**** Data extract

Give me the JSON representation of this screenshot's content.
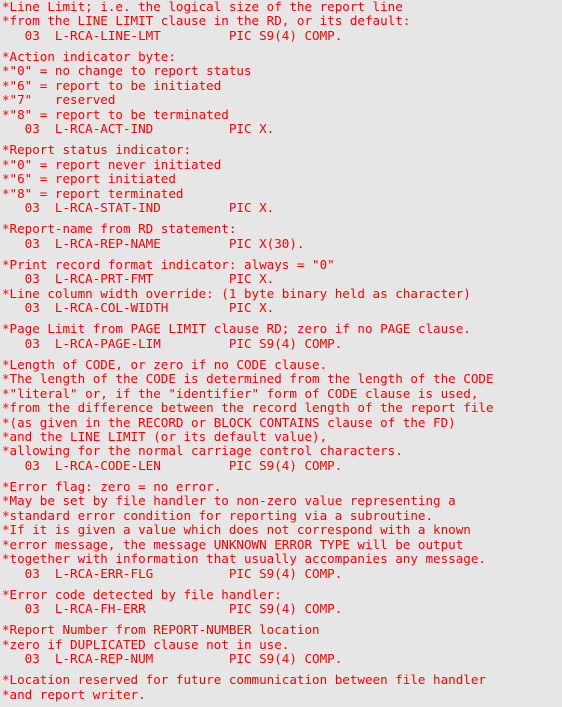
{
  "document": {
    "text_color": "#ff0000",
    "background_color": "#e6e6e6",
    "groups": [
      {
        "lines": [
          "*Line Limit; i.e. the logical size of the report line",
          "*from the LINE LIMIT clause in the RD, or its default:",
          "   03  L-RCA-LINE-LMT         PIC S9(4) COMP."
        ]
      },
      {
        "lines": [
          "*Action indicator byte:",
          "*\"0\" = no change to report status",
          "*\"6\" = report to be initiated",
          "*\"7\"   reserved",
          "*\"8\" = report to be terminated",
          "   03  L-RCA-ACT-IND          PIC X."
        ]
      },
      {
        "lines": [
          "*Report status indicator:",
          "*\"0\" = report never initiated",
          "*\"6\" = report initiated",
          "*\"8\" = report terminated",
          "   03  L-RCA-STAT-IND         PIC X."
        ]
      },
      {
        "lines": [
          "*Report-name from RD statement:",
          "   03  L-RCA-REP-NAME         PIC X(30)."
        ]
      },
      {
        "tight": true,
        "lines": [
          "*Print record format indicator: always = \"0\"",
          "   03  L-RCA-PRT-FMT          PIC X."
        ]
      },
      {
        "lines": [
          "*Line column width override: (1 byte binary held as character)",
          "   03  L-RCA-COL-WIDTH        PIC X."
        ]
      },
      {
        "lines": [
          "*Page Limit from PAGE LIMIT clause RD; zero if no PAGE clause.",
          "   03  L-RCA-PAGE-LIM         PIC S9(4) COMP."
        ]
      },
      {
        "lines": [
          "*Length of CODE, or zero if no CODE clause.",
          "*The length of the CODE is determined from the length of the CODE",
          "*\"literal\" or, if the \"identifier\" form of CODE clause is used,",
          "*from the difference between the record length of the report file",
          "*(as given in the RECORD or BLOCK CONTAINS clause of the FD)",
          "*and the LINE LIMIT (or its default value),",
          "*allowing for the normal carriage control characters.",
          "   03  L-RCA-CODE-LEN         PIC S9(4) COMP."
        ]
      },
      {
        "lines": [
          "*Error flag: zero = no error.",
          "*May be set by file handler to non-zero value representing a",
          "*standard error condition for reporting via a subroutine.",
          "*If it is given a value which does not correspond with a known",
          "*error message, the message UNKNOWN ERROR TYPE will be output",
          "*together with information that usually accompanies any message.",
          "   03  L-RCA-ERR-FLG          PIC S9(4) COMP."
        ]
      },
      {
        "lines": [
          "*Error code detected by file handler:",
          "   03  L-RCA-FH-ERR           PIC S9(4) COMP."
        ]
      },
      {
        "lines": [
          "*Report Number from REPORT-NUMBER location",
          "*zero if DUPLICATED clause not in use.",
          "   03  L-RCA-REP-NUM          PIC S9(4) COMP."
        ]
      },
      {
        "lines": [
          "*Location reserved for future communication between file handler",
          "*and report writer."
        ]
      }
    ]
  }
}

********

Task details
Each entry above is to be written out again unchanged, apart from the pictures, which are left out.

Reply to the task
Give me the JSON representation of this screenshot's content.
{
  "document": {
    "text_color": "#ff0000",
    "background_color": "#e6e6e6",
    "groups": [
      {
        "lines": [
          "*Line Limit; i.e. the logical size of the report line",
          "*from the LINE LIMIT clause in the RD, or its default:",
          "   03  L-RCA-LINE-LMT         PIC S9(4) COMP."
        ]
      },
      {
        "lines": [
          "*Action indicator byte:",
          "*\"0\" = no change to report status",
          "*\"6\" = report to be initiated",
          "*\"7\"   reserved",
          "*\"8\" = report to be terminated",
          "   03  L-RCA-ACT-IND          PIC X."
        ]
      },
      {
        "lines": [
          "*Report status indicator:",
          "*\"0\" = report never initiated",
          "*\"6\" = report initiated",
          "*\"8\" = report terminated",
          "   03  L-RCA-STAT-IND         PIC X."
        ]
      },
      {
        "lines": [
          "*Report-name from RD statement:",
          "   03  L-RCA-REP-NAME         PIC X(30)."
        ]
      },
      {
        "tight": true,
        "lines": [
          "*Print record format indicator: always = \"0\"",
          "   03  L-RCA-PRT-FMT          PIC X."
        ]
      },
      {
        "lines": [
          "*Line column width override: (1 byte binary held as character)",
          "   03  L-RCA-COL-WIDTH        PIC X."
        ]
      },
      {
        "lines": [
          "*Page Limit from PAGE LIMIT clause RD; zero if no PAGE clause.",
          "   03  L-RCA-PAGE-LIM         PIC S9(4) COMP."
        ]
      },
      {
        "lines": [
          "*Length of CODE, or zero if no CODE clause.",
          "*The length of the CODE is determined from the length of the CODE",
          "*\"literal\" or, if the \"identifier\" form of CODE clause is used,",
          "*from the difference between the record length of the report file",
          "*(as given in the RECORD or BLOCK CONTAINS clause of the FD)",
          "*and the LINE LIMIT (or its default value),",
          "*allowing for the normal carriage control characters.",
          "   03  L-RCA-CODE-LEN         PIC S9(4) COMP."
        ]
      },
      {
        "lines": [
          "*Error flag: zero = no error.",
          "*May be set by file handler to non-zero value representing a",
          "*standard error condition for reporting via a subroutine.",
          "*If it is given a value which does not correspond with a known",
          "*error message, the message UNKNOWN ERROR TYPE will be output",
          "*together with information that usually accompanies any message.",
          "   03  L-RCA-ERR-FLG          PIC S9(4) COMP."
        ]
      },
      {
        "lines": [
          "*Error code detected by file handler:",
          "   03  L-RCA-FH-ERR           PIC S9(4) COMP."
        ]
      },
      {
        "lines": [
          "*Report Number from REPORT-NUMBER location",
          "*zero if DUPLICATED clause not in use.",
          "   03  L-RCA-REP-NUM          PIC S9(4) COMP."
        ]
      },
      {
        "lines": [
          "*Location reserved for future communication between file handler",
          "*and report writer."
        ]
      }
    ]
  }
}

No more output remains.